Search the data for the string "niitä" and gather each line it is in.
[BEGIN SUPPLIED RECORDS]
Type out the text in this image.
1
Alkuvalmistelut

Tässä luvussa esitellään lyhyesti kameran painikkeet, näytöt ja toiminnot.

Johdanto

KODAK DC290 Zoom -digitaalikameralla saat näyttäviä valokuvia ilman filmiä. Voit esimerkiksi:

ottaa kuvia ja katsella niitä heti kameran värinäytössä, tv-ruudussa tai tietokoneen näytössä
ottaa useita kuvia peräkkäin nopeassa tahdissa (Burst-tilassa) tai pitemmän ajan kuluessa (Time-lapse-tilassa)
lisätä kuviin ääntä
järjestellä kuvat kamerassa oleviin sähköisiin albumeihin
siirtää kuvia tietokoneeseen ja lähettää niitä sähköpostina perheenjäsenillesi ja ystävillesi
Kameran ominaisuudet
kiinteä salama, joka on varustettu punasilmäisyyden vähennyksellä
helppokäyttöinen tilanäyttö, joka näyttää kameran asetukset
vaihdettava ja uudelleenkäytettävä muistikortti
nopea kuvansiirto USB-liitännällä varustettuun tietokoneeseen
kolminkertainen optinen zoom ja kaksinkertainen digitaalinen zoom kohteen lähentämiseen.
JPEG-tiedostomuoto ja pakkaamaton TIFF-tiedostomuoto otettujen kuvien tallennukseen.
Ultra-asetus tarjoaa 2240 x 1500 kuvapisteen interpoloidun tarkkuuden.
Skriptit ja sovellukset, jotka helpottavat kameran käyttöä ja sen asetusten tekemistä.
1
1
[END SUPPLIED RECORDS]
● **RESULT OF THIS EXERCISE**
ottaa kuvia ja katsella niitä heti kameran värinäytössä, tv-ruudussa tai tietokoneen näytössä
siirtää kuvia tietokoneeseen ja lähettää niitä sähköpostina perheenjäsenillesi ja ystävillesi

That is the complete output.